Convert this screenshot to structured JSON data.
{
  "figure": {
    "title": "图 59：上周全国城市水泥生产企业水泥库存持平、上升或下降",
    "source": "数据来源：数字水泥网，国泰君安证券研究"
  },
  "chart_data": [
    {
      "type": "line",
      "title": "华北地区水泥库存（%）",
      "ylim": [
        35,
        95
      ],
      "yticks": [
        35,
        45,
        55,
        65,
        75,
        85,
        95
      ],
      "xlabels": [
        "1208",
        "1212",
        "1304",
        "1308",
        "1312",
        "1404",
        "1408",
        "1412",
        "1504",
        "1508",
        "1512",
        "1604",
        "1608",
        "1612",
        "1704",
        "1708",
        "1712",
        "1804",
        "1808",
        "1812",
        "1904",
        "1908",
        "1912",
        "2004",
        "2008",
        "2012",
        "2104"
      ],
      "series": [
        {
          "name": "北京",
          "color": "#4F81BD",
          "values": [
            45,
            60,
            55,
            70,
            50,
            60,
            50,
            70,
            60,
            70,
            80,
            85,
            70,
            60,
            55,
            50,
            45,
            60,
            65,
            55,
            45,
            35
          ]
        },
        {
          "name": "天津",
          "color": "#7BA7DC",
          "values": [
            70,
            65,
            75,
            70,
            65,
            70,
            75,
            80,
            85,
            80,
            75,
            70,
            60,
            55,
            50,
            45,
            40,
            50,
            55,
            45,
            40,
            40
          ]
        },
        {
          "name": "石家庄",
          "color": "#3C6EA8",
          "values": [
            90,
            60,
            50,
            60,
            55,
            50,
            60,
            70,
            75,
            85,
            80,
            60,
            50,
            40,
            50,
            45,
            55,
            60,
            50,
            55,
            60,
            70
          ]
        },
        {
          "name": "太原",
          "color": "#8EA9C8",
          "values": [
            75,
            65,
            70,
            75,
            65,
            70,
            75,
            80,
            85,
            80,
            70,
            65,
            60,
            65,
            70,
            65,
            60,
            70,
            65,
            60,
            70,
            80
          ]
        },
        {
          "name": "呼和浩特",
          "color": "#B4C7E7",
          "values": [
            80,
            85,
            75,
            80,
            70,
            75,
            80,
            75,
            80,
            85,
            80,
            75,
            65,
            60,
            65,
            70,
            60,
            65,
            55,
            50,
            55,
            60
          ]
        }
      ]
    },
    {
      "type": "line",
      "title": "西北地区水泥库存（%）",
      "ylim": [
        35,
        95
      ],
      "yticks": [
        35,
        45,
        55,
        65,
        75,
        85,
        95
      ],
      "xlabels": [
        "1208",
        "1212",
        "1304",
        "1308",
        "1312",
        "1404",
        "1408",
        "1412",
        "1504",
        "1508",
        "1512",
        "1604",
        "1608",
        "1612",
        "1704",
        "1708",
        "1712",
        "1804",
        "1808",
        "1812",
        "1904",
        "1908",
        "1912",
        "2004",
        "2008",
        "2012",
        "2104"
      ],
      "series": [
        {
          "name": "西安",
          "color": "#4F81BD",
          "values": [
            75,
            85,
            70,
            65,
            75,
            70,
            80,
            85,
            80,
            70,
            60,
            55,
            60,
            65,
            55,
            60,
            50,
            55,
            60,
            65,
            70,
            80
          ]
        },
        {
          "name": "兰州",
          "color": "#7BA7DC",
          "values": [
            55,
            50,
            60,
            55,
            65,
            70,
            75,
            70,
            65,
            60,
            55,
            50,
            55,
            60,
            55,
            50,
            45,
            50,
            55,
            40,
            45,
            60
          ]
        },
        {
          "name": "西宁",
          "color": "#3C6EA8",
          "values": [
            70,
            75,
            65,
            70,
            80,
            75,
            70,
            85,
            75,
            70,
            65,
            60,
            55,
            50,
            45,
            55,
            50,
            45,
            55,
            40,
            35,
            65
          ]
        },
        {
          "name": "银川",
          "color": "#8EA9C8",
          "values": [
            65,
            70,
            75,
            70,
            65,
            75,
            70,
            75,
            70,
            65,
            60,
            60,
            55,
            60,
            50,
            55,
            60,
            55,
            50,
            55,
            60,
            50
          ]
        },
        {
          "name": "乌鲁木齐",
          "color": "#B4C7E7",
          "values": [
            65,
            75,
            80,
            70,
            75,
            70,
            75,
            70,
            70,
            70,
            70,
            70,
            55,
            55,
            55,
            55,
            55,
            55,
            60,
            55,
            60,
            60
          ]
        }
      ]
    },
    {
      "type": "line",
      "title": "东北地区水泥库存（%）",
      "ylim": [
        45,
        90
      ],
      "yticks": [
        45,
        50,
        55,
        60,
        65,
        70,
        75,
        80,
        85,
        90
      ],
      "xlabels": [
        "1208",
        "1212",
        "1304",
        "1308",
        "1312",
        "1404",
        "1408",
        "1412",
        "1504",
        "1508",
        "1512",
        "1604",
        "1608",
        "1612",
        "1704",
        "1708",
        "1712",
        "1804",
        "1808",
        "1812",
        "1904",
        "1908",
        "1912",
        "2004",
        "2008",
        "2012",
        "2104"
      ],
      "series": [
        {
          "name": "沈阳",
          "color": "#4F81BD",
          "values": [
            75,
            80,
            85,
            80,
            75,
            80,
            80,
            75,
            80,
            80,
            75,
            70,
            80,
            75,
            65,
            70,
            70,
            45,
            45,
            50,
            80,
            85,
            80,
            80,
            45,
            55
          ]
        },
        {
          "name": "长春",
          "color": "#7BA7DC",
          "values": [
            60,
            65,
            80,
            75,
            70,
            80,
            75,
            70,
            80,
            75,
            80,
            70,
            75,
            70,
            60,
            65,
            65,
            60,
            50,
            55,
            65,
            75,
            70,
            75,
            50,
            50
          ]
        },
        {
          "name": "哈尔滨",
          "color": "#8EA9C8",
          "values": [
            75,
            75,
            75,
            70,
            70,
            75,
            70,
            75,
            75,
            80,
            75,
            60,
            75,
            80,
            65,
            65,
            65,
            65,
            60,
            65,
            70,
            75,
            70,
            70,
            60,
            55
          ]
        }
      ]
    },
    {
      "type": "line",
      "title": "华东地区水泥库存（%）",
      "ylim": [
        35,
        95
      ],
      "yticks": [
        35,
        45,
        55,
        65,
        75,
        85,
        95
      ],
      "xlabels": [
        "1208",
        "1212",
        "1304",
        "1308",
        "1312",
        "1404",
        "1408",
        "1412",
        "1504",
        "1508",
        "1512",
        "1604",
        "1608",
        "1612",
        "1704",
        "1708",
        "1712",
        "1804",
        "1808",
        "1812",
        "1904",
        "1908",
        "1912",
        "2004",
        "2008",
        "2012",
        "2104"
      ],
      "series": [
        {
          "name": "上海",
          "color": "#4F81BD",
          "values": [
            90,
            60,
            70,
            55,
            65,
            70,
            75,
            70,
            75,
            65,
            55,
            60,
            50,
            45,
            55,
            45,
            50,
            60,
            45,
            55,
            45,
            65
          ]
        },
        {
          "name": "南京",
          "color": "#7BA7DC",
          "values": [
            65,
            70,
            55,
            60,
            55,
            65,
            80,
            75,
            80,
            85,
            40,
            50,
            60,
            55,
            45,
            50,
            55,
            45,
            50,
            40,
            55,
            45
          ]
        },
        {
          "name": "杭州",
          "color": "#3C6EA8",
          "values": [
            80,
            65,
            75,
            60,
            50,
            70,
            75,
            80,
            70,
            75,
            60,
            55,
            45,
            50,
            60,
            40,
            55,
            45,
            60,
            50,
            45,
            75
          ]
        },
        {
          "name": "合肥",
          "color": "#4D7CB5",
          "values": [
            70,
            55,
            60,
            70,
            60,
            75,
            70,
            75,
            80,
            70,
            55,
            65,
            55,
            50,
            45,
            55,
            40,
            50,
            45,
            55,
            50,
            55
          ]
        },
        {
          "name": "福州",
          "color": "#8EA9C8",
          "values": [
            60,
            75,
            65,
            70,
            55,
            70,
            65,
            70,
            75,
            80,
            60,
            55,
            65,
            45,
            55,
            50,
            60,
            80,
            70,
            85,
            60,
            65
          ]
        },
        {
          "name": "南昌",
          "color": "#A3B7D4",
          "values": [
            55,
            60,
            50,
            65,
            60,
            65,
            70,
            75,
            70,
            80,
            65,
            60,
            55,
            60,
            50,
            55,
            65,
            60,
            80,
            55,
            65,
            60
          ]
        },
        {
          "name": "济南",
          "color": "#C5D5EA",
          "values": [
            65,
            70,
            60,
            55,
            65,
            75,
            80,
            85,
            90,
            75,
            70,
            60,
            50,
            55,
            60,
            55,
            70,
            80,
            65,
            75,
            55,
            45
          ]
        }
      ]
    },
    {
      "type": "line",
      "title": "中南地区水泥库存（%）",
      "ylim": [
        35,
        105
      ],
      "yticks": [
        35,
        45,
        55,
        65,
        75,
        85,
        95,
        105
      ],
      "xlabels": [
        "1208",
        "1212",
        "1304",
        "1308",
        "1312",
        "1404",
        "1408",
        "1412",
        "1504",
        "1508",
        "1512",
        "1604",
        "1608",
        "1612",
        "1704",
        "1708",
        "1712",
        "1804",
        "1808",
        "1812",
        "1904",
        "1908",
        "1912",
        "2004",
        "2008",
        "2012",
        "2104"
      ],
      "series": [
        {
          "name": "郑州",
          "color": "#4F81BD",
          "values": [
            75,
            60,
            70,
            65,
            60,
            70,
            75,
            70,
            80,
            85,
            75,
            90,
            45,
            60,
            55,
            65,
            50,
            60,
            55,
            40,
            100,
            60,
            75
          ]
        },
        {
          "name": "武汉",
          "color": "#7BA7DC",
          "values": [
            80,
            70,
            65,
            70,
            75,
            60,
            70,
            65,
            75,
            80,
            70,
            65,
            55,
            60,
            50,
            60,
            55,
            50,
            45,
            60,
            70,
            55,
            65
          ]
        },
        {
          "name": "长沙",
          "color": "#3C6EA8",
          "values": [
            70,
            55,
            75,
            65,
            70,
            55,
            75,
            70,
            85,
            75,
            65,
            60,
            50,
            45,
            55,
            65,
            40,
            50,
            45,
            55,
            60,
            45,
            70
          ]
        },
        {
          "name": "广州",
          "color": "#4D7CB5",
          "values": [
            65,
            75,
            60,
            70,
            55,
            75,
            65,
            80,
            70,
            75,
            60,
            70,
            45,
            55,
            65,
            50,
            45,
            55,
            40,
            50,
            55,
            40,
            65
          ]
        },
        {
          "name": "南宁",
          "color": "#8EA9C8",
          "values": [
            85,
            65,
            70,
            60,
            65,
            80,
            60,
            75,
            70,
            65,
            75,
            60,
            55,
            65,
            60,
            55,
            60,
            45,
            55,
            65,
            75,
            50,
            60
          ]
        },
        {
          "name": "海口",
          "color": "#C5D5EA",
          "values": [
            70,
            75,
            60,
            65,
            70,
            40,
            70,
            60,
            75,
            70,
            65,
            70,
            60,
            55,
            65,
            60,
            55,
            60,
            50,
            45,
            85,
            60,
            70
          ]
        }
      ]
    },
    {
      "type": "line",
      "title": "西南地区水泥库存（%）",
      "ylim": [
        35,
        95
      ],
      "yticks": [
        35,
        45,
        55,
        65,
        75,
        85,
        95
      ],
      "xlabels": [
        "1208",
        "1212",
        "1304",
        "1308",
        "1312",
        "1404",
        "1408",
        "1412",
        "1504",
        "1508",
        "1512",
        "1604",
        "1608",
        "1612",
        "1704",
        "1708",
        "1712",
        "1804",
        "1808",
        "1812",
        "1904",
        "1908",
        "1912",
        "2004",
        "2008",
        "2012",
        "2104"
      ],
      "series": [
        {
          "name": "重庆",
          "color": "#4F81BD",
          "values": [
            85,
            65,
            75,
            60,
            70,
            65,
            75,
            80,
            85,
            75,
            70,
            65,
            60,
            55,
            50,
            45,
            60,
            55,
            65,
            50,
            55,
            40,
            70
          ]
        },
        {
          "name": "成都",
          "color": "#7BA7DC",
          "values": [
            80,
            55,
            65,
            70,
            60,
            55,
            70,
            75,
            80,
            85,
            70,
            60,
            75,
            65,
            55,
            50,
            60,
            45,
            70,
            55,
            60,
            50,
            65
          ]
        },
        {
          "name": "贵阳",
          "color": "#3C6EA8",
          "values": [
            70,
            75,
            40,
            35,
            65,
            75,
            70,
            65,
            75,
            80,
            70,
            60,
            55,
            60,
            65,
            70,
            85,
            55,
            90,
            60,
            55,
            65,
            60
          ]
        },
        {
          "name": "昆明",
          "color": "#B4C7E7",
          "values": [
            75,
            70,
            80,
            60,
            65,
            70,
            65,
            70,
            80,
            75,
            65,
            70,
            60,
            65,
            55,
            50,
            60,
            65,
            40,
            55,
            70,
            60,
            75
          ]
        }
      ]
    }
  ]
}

-.-.-

* [Do this]
Pick out and copy the lines of the entries that hold the string "title".

* [Solution for this task]
    "title": "图 59：上周全国城市水泥生产企业水泥库存持平、上升或下降",
      "title": "华北地区水泥库存（%）",
      "title": "西北地区水泥库存（%）",
      "title": "东北地区水泥库存（%）",
      "title": "华东地区水泥库存（%）",
      "title": "中南地区水泥库存（%）",
      "title": "西南地区水泥库存（%）",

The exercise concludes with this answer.